**What you will do**
Write out the records beneath this line exactly as they appear, minus any images.

Items from a figure collection:
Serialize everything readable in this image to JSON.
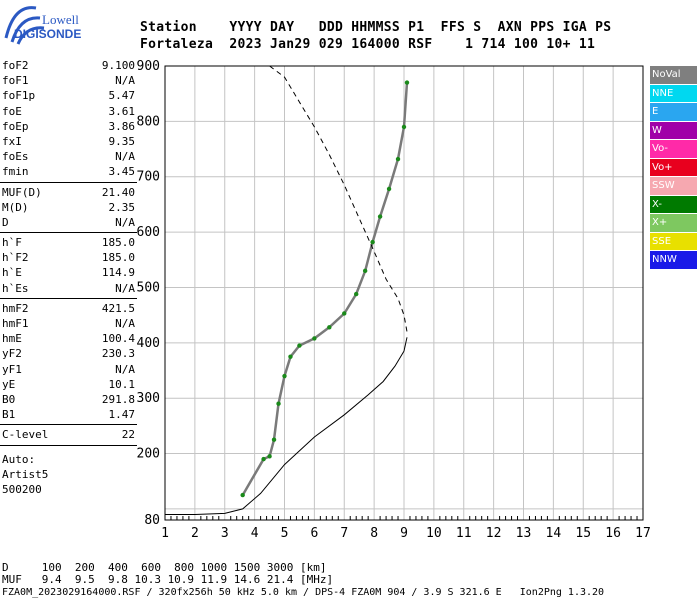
{
  "logo": {
    "line1": "Lowell",
    "line2": "DIGISONDE"
  },
  "header": {
    "line1": "Station    YYYY DAY   DDD HHMMSS P1  FFS S  AXN PPS IGA PS",
    "line2": "Fortaleza  2023 Jan29 029 164000 RSF    1 714 100 10+ 11"
  },
  "params": {
    "group1": [
      {
        "name": "foF2",
        "value": "9.100"
      },
      {
        "name": "foF1",
        "value": "N/A"
      },
      {
        "name": "foF1p",
        "value": "5.47"
      },
      {
        "name": "foE",
        "value": "3.61"
      },
      {
        "name": "foEp",
        "value": "3.86"
      },
      {
        "name": "fxI",
        "value": "9.35"
      },
      {
        "name": "foEs",
        "value": "N/A"
      },
      {
        "name": "fmin",
        "value": "3.45"
      }
    ],
    "group2": [
      {
        "name": "MUF(D)",
        "value": "21.40"
      },
      {
        "name": "M(D)",
        "value": "2.35"
      },
      {
        "name": "D",
        "value": "N/A"
      }
    ],
    "group3": [
      {
        "name": "h`F",
        "value": "185.0"
      },
      {
        "name": "h`F2",
        "value": "185.0"
      },
      {
        "name": "h`E",
        "value": "114.9"
      },
      {
        "name": "h`Es",
        "value": "N/A"
      }
    ],
    "group4": [
      {
        "name": "hmF2",
        "value": "421.5"
      },
      {
        "name": "hmF1",
        "value": "N/A"
      },
      {
        "name": "hmE",
        "value": "100.4"
      },
      {
        "name": "yF2",
        "value": "230.3"
      },
      {
        "name": "yF1",
        "value": "N/A"
      },
      {
        "name": "yE",
        "value": "10.1"
      },
      {
        "name": "B0",
        "value": "291.8"
      },
      {
        "name": "B1",
        "value": "1.47"
      }
    ],
    "group5": [
      {
        "name": "C-level",
        "value": "22"
      }
    ],
    "auto": [
      "Auto:",
      "Artist5",
      "500200"
    ]
  },
  "legend": [
    {
      "label": "NoVal",
      "color": "#7f7f7f"
    },
    {
      "label": "NNE",
      "color": "#00d8f0"
    },
    {
      "label": "E",
      "color": "#2aa6f0"
    },
    {
      "label": "W",
      "color": "#a000a8"
    },
    {
      "label": "Vo-",
      "color": "#ff2aa8"
    },
    {
      "label": "Vo+",
      "color": "#e8001e"
    },
    {
      "label": "SSW",
      "color": "#f6a8b0"
    },
    {
      "label": "X-",
      "color": "#007a00"
    },
    {
      "label": "X+",
      "color": "#7ec860"
    },
    {
      "label": "SSE",
      "color": "#e8e000"
    },
    {
      "label": "NNW",
      "color": "#1a1ae8"
    }
  ],
  "footer": {
    "d_line": "D     100  200  400  600  800 1000 1500 3000 [km]",
    "muf_line": "MUF   9.4  9.5  9.8 10.3 10.9 11.9 14.6 21.4 [MHz]",
    "file_line": "FZA0M_2023029164000.RSF / 320fx256h 50 kHz 5.0 km / DPS-4 FZA0M 904 / 3.9 S 321.6 E   Ion2Png 1.3.20"
  },
  "chart_data": {
    "type": "scatter",
    "xlim": [
      1,
      17
    ],
    "ylim": [
      80,
      900
    ],
    "xticks": [
      1,
      2,
      3,
      4,
      5,
      6,
      7,
      8,
      9,
      10,
      11,
      12,
      13,
      14,
      15,
      16,
      17
    ],
    "yticks": [
      80,
      200,
      300,
      400,
      500,
      600,
      700,
      800,
      900
    ],
    "grid": true,
    "series": [
      {
        "kind": "profile",
        "color": "#000000",
        "points": [
          [
            1.0,
            90
          ],
          [
            2.0,
            90
          ],
          [
            3.0,
            92
          ],
          [
            3.6,
            100
          ],
          [
            4.2,
            128
          ],
          [
            5.0,
            180
          ],
          [
            6.0,
            230
          ],
          [
            7.0,
            270
          ],
          [
            7.8,
            306
          ],
          [
            8.3,
            330
          ],
          [
            8.7,
            358
          ],
          [
            9.0,
            385
          ],
          [
            9.1,
            410
          ]
        ]
      },
      {
        "kind": "echo-trace",
        "color": "#7a7a7a",
        "points": [
          [
            3.6,
            125
          ],
          [
            4.3,
            190
          ],
          [
            4.5,
            195
          ],
          [
            4.65,
            225
          ],
          [
            4.8,
            290
          ],
          [
            5.0,
            340
          ],
          [
            5.2,
            375
          ],
          [
            5.5,
            395
          ],
          [
            6.0,
            408
          ],
          [
            6.5,
            428
          ],
          [
            7.0,
            453
          ],
          [
            7.4,
            488
          ],
          [
            7.7,
            530
          ],
          [
            7.95,
            582
          ],
          [
            8.2,
            628
          ],
          [
            8.5,
            678
          ],
          [
            8.8,
            732
          ],
          [
            9.0,
            790
          ],
          [
            9.1,
            870
          ]
        ]
      },
      {
        "kind": "model",
        "color": "#000000",
        "dashed": true,
        "points": [
          [
            4.5,
            900
          ],
          [
            5.0,
            880
          ],
          [
            5.5,
            835
          ],
          [
            6.0,
            790
          ],
          [
            6.5,
            740
          ],
          [
            7.0,
            685
          ],
          [
            7.5,
            625
          ],
          [
            8.0,
            565
          ],
          [
            8.4,
            515
          ],
          [
            8.8,
            480
          ],
          [
            9.0,
            450
          ],
          [
            9.1,
            420
          ]
        ]
      }
    ]
  }
}
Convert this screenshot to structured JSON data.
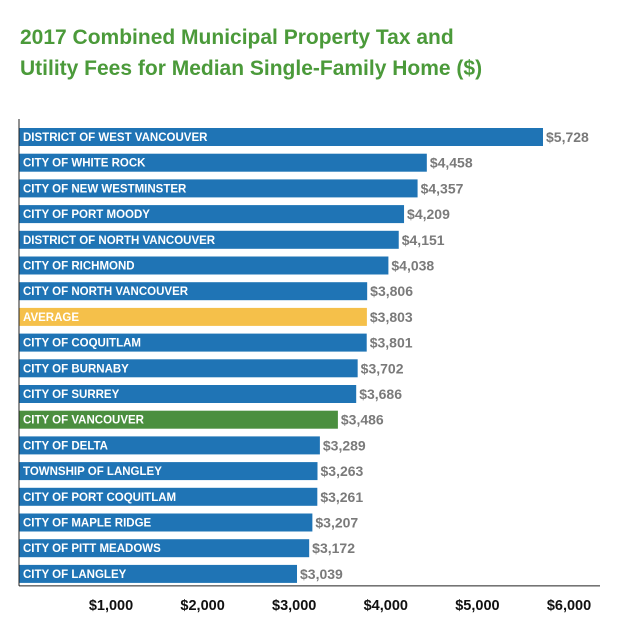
{
  "chart_data": {
    "type": "bar",
    "orientation": "horizontal",
    "title_line1": "2017 Combined Municipal Property Tax and",
    "title_line2": "Utility Fees for Median Single-Family Home ($)",
    "categories": [
      "DISTRICT OF WEST VANCOUVER",
      "CITY OF WHITE ROCK",
      "CITY OF NEW WESTMINSTER",
      "CITY OF PORT MOODY",
      "DISTRICT OF NORTH VANCOUVER",
      "CITY OF RICHMOND",
      "CITY OF NORTH VANCOUVER",
      "AVERAGE",
      "CITY OF COQUITLAM",
      "CITY OF BURNABY",
      "CITY OF SURREY",
      "CITY OF VANCOUVER",
      "CITY OF DELTA",
      "TOWNSHIP OF LANGLEY",
      "CITY OF PORT COQUITLAM",
      "CITY OF MAPLE RIDGE",
      "CITY OF PITT MEADOWS",
      "CITY OF LANGLEY"
    ],
    "values": [
      5728,
      4458,
      4357,
      4209,
      4151,
      4038,
      3806,
      3803,
      3801,
      3702,
      3686,
      3486,
      3289,
      3263,
      3261,
      3207,
      3172,
      3039
    ],
    "value_labels": [
      "$5,728",
      "$4,458",
      "$4,357",
      "$4,209",
      "$4,151",
      "$4,038",
      "$3,806",
      "$3,803",
      "$3,801",
      "$3,702",
      "$3,686",
      "$3,486",
      "$3,289",
      "$3,263",
      "$3,261",
      "$3,207",
      "$3,172",
      "$3,039"
    ],
    "highlight": {
      "AVERAGE": "#f5c04a",
      "CITY OF VANCOUVER": "#4b8f3f"
    },
    "bar_color": "#1f74b5",
    "x_ticks": [
      1000,
      2000,
      3000,
      4000,
      5000,
      6000
    ],
    "x_tick_labels": [
      "$1,000",
      "$2,000",
      "$3,000",
      "$4,000",
      "$5,000",
      "$6,000"
    ],
    "xlim": [
      0,
      6000
    ],
    "grid": false,
    "legend": "none"
  }
}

**In response**
Serialize everything readable in this image to JSON.
{
  "logo": {
    "line1": "Lowell",
    "line2": "DIGISONDE"
  },
  "header": {
    "line1": "Station    YYYY DAY   DDD HHMMSS P1  FFS S  AXN PPS IGA PS",
    "line2": "Fortaleza  2023 Jan29 029 164000 RSF    1 714 100 10+ 11"
  },
  "params": {
    "group1": [
      {
        "name": "foF2",
        "value": "9.100"
      },
      {
        "name": "foF1",
        "value": "N/A"
      },
      {
        "name": "foF1p",
        "value": "5.47"
      },
      {
        "name": "foE",
        "value": "3.61"
      },
      {
        "name": "foEp",
        "value": "3.86"
      },
      {
        "name": "fxI",
        "value": "9.35"
      },
      {
        "name": "foEs",
        "value": "N/A"
      },
      {
        "name": "fmin",
        "value": "3.45"
      }
    ],
    "group2": [
      {
        "name": "MUF(D)",
        "value": "21.40"
      },
      {
        "name": "M(D)",
        "value": "2.35"
      },
      {
        "name": "D",
        "value": "N/A"
      }
    ],
    "group3": [
      {
        "name": "h`F",
        "value": "185.0"
      },
      {
        "name": "h`F2",
        "value": "185.0"
      },
      {
        "name": "h`E",
        "value": "114.9"
      },
      {
        "name": "h`Es",
        "value": "N/A"
      }
    ],
    "group4": [
      {
        "name": "hmF2",
        "value": "421.5"
      },
      {
        "name": "hmF1",
        "value": "N/A"
      },
      {
        "name": "hmE",
        "value": "100.4"
      },
      {
        "name": "yF2",
        "value": "230.3"
      },
      {
        "name": "yF1",
        "value": "N/A"
      },
      {
        "name": "yE",
        "value": "10.1"
      },
      {
        "name": "B0",
        "value": "291.8"
      },
      {
        "name": "B1",
        "value": "1.47"
      }
    ],
    "group5": [
      {
        "name": "C-level",
        "value": "22"
      }
    ],
    "auto": [
      "Auto:",
      "Artist5",
      "500200"
    ]
  },
  "legend": [
    {
      "label": "NoVal",
      "color": "#7f7f7f"
    },
    {
      "label": "NNE",
      "color": "#00d8f0"
    },
    {
      "label": "E",
      "color": "#2aa6f0"
    },
    {
      "label": "W",
      "color": "#a000a8"
    },
    {
      "label": "Vo-",
      "color": "#ff2aa8"
    },
    {
      "label": "Vo+",
      "color": "#e8001e"
    },
    {
      "label": "SSW",
      "color": "#f6a8b0"
    },
    {
      "label": "X-",
      "color": "#007a00"
    },
    {
      "label": "X+",
      "color": "#7ec860"
    },
    {
      "label": "SSE",
      "color": "#e8e000"
    },
    {
      "label": "NNW",
      "color": "#1a1ae8"
    }
  ],
  "footer": {
    "d_line": "D     100  200  400  600  800 1000 1500 3000 [km]",
    "muf_line": "MUF   9.4  9.5  9.8 10.3 10.9 11.9 14.6 21.4 [MHz]",
    "file_line": "FZA0M_2023029164000.RSF / 320fx256h 50 kHz 5.0 km / DPS-4 FZA0M 904 / 3.9 S 321.6 E   Ion2Png 1.3.20"
  },
  "chart_data": {
    "type": "scatter",
    "xlim": [
      1,
      17
    ],
    "ylim": [
      80,
      900
    ],
    "xticks": [
      1,
      2,
      3,
      4,
      5,
      6,
      7,
      8,
      9,
      10,
      11,
      12,
      13,
      14,
      15,
      16,
      17
    ],
    "yticks": [
      80,
      200,
      300,
      400,
      500,
      600,
      700,
      800,
      900
    ],
    "grid": true,
    "series": [
      {
        "kind": "profile",
        "color": "#000000",
        "points": [
          [
            1.0,
            90
          ],
          [
            2.0,
            90
          ],
          [
            3.0,
            92
          ],
          [
            3.6,
            100
          ],
          [
            4.2,
            128
          ],
          [
            5.0,
            180
          ],
          [
            6.0,
            230
          ],
          [
            7.0,
            270
          ],
          [
            7.8,
            306
          ],
          [
            8.3,
            330
          ],
          [
            8.7,
            358
          ],
          [
            9.0,
            385
          ],
          [
            9.1,
            410
          ]
        ]
      },
      {
        "kind": "echo-trace",
        "color": "#7a7a7a",
        "points": [
          [
            3.6,
            125
          ],
          [
            4.3,
            190
          ],
          [
            4.5,
            195
          ],
          [
            4.65,
            225
          ],
          [
            4.8,
            290
          ],
          [
            5.0,
            340
          ],
          [
            5.2,
            375
          ],
          [
            5.5,
            395
          ],
          [
            6.0,
            408
          ],
          [
            6.5,
            428
          ],
          [
            7.0,
            453
          ],
          [
            7.4,
            488
          ],
          [
            7.7,
            530
          ],
          [
            7.95,
            582
          ],
          [
            8.2,
            628
          ],
          [
            8.5,
            678
          ],
          [
            8.8,
            732
          ],
          [
            9.0,
            790
          ],
          [
            9.1,
            870
          ]
        ]
      },
      {
        "kind": "model",
        "color": "#000000",
        "dashed": true,
        "points": [
          [
            4.5,
            900
          ],
          [
            5.0,
            880
          ],
          [
            5.5,
            835
          ],
          [
            6.0,
            790
          ],
          [
            6.5,
            740
          ],
          [
            7.0,
            685
          ],
          [
            7.5,
            625
          ],
          [
            8.0,
            565
          ],
          [
            8.4,
            515
          ],
          [
            8.8,
            480
          ],
          [
            9.0,
            450
          ],
          [
            9.1,
            420
          ]
        ]
      }
    ]
  }
}
Convert this screenshot to structured JSON data.
{
  "chart_data": {
    "type": "bar",
    "orientation": "horizontal",
    "title_line1": "2017 Combined Municipal Property Tax and",
    "title_line2": "Utility Fees for Median Single-Family Home ($)",
    "categories": [
      "DISTRICT OF WEST VANCOUVER",
      "CITY OF WHITE ROCK",
      "CITY OF NEW WESTMINSTER",
      "CITY OF PORT MOODY",
      "DISTRICT OF NORTH VANCOUVER",
      "CITY OF RICHMOND",
      "CITY OF NORTH VANCOUVER",
      "AVERAGE",
      "CITY OF COQUITLAM",
      "CITY OF BURNABY",
      "CITY OF SURREY",
      "CITY OF VANCOUVER",
      "CITY OF DELTA",
      "TOWNSHIP OF LANGLEY",
      "CITY OF PORT COQUITLAM",
      "CITY OF MAPLE RIDGE",
      "CITY OF PITT MEADOWS",
      "CITY OF LANGLEY"
    ],
    "values": [
      5728,
      4458,
      4357,
      4209,
      4151,
      4038,
      3806,
      3803,
      3801,
      3702,
      3686,
      3486,
      3289,
      3263,
      3261,
      3207,
      3172,
      3039
    ],
    "value_labels": [
      "$5,728",
      "$4,458",
      "$4,357",
      "$4,209",
      "$4,151",
      "$4,038",
      "$3,806",
      "$3,803",
      "$3,801",
      "$3,702",
      "$3,686",
      "$3,486",
      "$3,289",
      "$3,263",
      "$3,261",
      "$3,207",
      "$3,172",
      "$3,039"
    ],
    "highlight": {
      "AVERAGE": "#f5c04a",
      "CITY OF VANCOUVER": "#4b8f3f"
    },
    "bar_color": "#1f74b5",
    "x_ticks": [
      1000,
      2000,
      3000,
      4000,
      5000,
      6000
    ],
    "x_tick_labels": [
      "$1,000",
      "$2,000",
      "$3,000",
      "$4,000",
      "$5,000",
      "$6,000"
    ],
    "xlim": [
      0,
      6000
    ],
    "grid": false,
    "legend": "none"
  }
}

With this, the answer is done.